Extracted records =

:::::

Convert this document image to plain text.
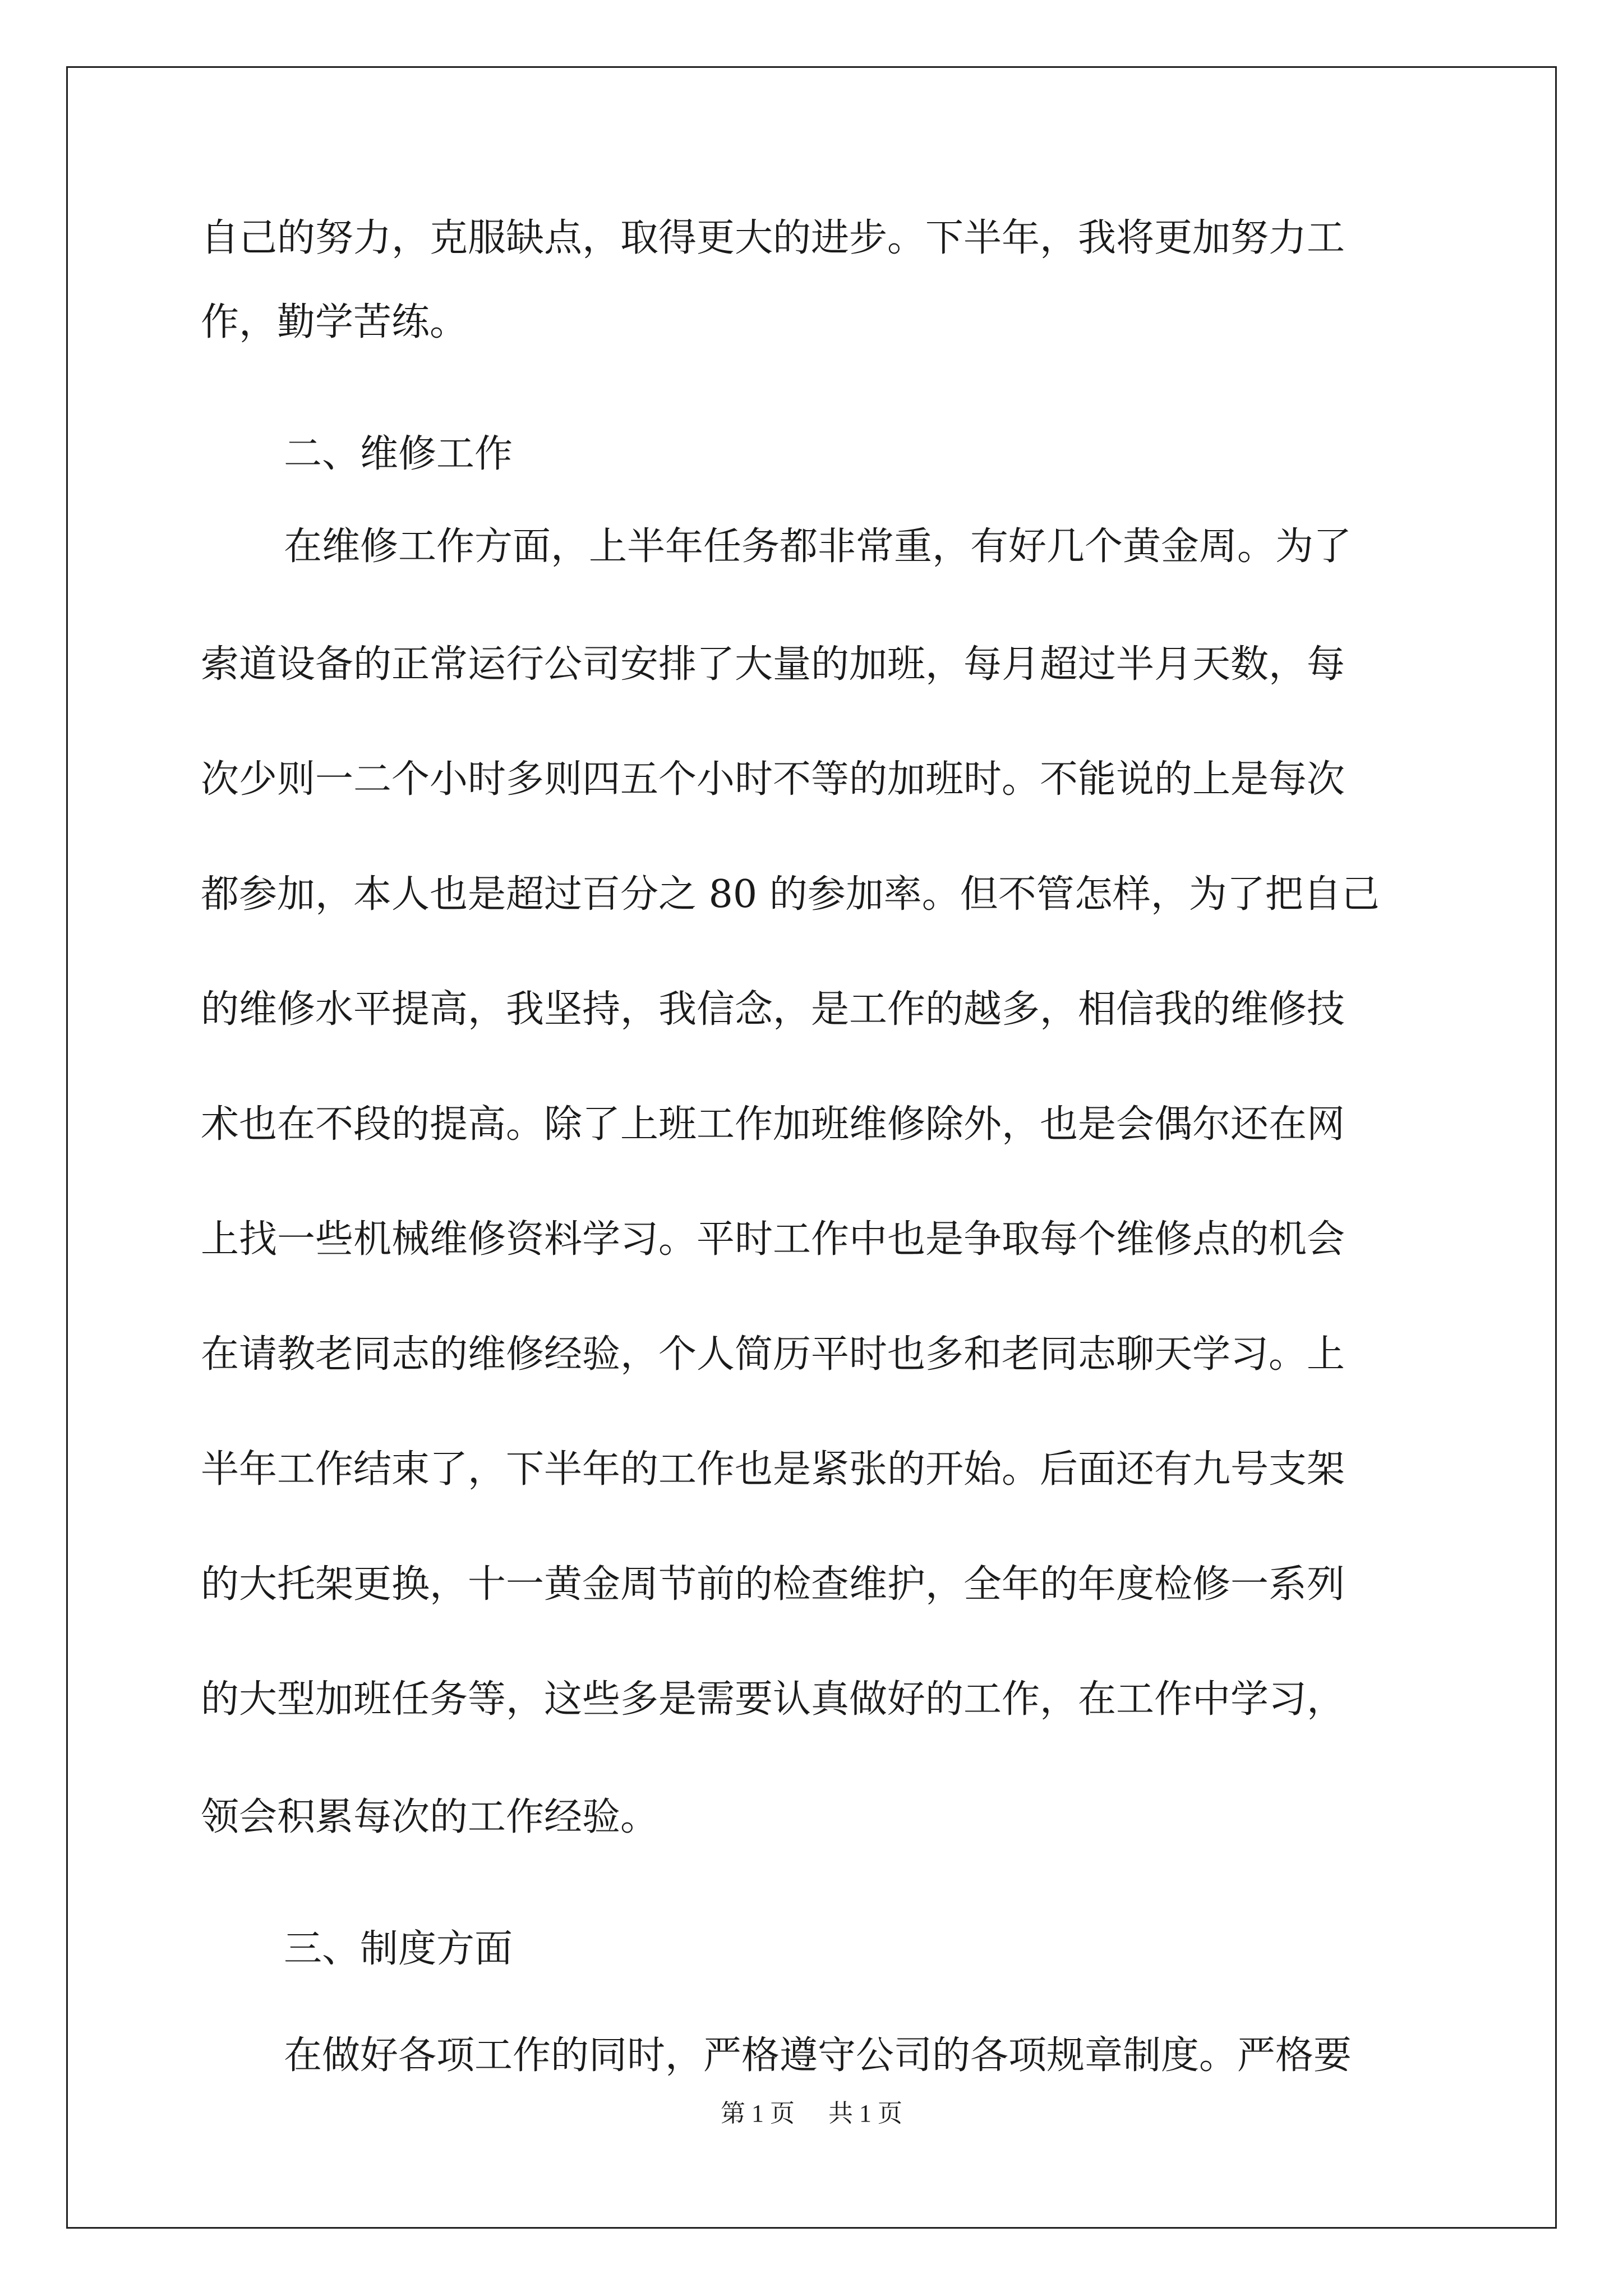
自己的努力，克服缺点，取得更大的进步。下半年，我将更加努力工
作，勤学苦练。
二、维修工作
在维修工作方面，上半年任务都非常重，有好几个黄金周。为了
索道设备的正常运行公司安排了大量的加班，每月超过半月天数，每
次少则一二个小时多则四五个小时不等的加班时。不能说的上是每次
都参加，本人也是超过百分之 80 的参加率。但不管怎样，为了把自己
的维修水平提高，我坚持，我信念，是工作的越多，相信我的维修技
术也在不段的提高。除了上班工作加班维修除外，也是会偶尔还在网
上找一些机械维修资料学习。平时工作中也是争取每个维修点的机会
在请教老同志的维修经验，个人简历平时也多和老同志聊天学习。上
半年工作结束了，下半年的工作也是紧张的开始。后面还有九号支架
的大托架更换，十一黄金周节前的检查维护，全年的年度检修一系列
的大型加班任务等，这些多是需要认真做好的工作，在工作中学习，
领会积累每次的工作经验。
三、制度方面
在做好各项工作的同时，严格遵守公司的各项规章制度。严格要
第 1 页 共 1 页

:::::

All of the lines above should be retyped precisely, apart from the pictures.

Convert this document image to plain text.
自己的努力，克服缺点，取得更大的进步。下半年，我将更加努力工
作，勤学苦练。
二、维修工作
在维修工作方面，上半年任务都非常重，有好几个黄金周。为了
索道设备的正常运行公司安排了大量的加班，每月超过半月天数，每
次少则一二个小时多则四五个小时不等的加班时。不能说的上是每次
都参加，本人也是超过百分之 80 的参加率。但不管怎样，为了把自己
的维修水平提高，我坚持，我信念，是工作的越多，相信我的维修技
术也在不段的提高。除了上班工作加班维修除外，也是会偶尔还在网
上找一些机械维修资料学习。平时工作中也是争取每个维修点的机会
在请教老同志的维修经验，个人简历平时也多和老同志聊天学习。上
半年工作结束了，下半年的工作也是紧张的开始。后面还有九号支架
的大托架更换，十一黄金周节前的检查维护，全年的年度检修一系列
的大型加班任务等，这些多是需要认真做好的工作，在工作中学习，
领会积累每次的工作经验。
三、制度方面
在做好各项工作的同时，严格遵守公司的各项规章制度。严格要
第 1 页 共 1 页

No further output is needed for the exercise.